§ **Consegna**: Nell'articolo su David Lee, quante presenze ha collezionato Lee a Boston?
─── Testo proposto ───
David Lee cerca spazio ai Mavericks

di Marco Tarantino

All’inizio della scorsa stagione, David Lee credeva che sarebbe stato un giocatore chiave dei Golden State Warriors. Fu un grave infortunio al bicipite femorale a fermarlo, seguito dall’esplosione di Draymond Green che lo relegò in panchina. Dopo una stagione con pochi minuti in campo e nonostante un grandissimo contributo come small-ball center nelle finals, in estate Lee ha chiesto di essere scambiato con una squadra che potesse dargli minuti significativi. L’esperienza a Boston però non si è rivelata all’altezza delle aspettative e Lee ha collezionato appena trenta presenze di cui solo due nel 2016. Nonostante questo, le cifre di Lee nelle ultime due stagioni non sono lontane dalle sue medie in carriera (16.8 punti e 10.8 rimbalzi, calcolate su 36 minuti d’impiego).
─── I dati ───
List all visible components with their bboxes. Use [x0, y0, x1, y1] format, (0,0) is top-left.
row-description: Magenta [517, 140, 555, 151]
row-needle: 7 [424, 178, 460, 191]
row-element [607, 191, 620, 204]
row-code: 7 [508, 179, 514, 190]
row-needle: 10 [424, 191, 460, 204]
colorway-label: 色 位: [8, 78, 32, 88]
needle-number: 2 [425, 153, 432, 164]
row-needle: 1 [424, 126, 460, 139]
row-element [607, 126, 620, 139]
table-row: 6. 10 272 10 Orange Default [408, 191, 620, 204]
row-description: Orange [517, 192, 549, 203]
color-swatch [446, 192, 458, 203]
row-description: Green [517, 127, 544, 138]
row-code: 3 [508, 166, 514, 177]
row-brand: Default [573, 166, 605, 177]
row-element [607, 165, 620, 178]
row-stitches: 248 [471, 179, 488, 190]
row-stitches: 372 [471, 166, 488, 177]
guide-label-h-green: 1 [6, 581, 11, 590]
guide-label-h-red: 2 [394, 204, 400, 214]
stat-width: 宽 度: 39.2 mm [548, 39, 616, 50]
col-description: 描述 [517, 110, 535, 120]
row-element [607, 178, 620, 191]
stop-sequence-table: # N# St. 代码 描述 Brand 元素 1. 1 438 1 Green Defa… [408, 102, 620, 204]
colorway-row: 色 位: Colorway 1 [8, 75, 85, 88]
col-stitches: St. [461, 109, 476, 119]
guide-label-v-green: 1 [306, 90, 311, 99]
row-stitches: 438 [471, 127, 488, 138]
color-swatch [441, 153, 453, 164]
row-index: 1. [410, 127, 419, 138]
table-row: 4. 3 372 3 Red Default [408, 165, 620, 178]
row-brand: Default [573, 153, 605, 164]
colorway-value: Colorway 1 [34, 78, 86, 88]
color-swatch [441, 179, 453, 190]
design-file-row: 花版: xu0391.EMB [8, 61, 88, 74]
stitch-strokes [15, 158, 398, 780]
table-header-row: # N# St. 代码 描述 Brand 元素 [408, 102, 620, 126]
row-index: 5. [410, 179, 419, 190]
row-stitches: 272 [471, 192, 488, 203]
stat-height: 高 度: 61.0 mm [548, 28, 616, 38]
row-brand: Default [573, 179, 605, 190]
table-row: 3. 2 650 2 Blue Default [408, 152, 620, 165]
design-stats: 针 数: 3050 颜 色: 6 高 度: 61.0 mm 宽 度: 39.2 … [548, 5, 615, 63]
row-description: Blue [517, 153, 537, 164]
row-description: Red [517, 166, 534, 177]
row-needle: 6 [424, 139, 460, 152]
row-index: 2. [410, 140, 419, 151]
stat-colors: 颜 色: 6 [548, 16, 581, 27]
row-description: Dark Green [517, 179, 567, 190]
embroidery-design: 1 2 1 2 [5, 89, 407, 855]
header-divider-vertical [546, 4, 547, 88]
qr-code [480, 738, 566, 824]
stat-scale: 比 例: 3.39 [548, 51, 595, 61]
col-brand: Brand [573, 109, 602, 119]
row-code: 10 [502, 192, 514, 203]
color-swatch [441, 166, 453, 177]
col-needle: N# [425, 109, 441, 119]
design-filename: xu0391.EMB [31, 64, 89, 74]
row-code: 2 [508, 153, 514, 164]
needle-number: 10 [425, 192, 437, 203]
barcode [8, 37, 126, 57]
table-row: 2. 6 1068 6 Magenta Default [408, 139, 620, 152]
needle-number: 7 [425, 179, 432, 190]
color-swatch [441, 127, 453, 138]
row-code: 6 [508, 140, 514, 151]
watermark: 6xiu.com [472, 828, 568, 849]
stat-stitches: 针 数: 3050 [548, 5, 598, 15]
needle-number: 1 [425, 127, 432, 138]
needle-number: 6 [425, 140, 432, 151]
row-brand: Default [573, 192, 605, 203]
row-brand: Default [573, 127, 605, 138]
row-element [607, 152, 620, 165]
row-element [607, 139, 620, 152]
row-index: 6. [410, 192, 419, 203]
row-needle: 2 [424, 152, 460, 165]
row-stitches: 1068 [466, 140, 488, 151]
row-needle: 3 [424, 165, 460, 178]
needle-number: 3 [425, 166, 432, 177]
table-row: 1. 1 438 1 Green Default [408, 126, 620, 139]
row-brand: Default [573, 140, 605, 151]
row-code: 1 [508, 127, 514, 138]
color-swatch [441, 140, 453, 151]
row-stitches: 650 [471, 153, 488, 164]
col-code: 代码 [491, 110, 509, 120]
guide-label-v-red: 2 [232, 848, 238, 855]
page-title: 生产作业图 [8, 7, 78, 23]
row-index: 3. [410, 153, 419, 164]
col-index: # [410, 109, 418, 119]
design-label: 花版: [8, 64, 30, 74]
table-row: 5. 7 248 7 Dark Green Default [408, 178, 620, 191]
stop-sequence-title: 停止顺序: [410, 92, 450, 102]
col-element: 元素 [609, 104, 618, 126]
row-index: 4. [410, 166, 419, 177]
───
§ **Esercizio svolto**: Appena trenta, di cui solo due nel 2016.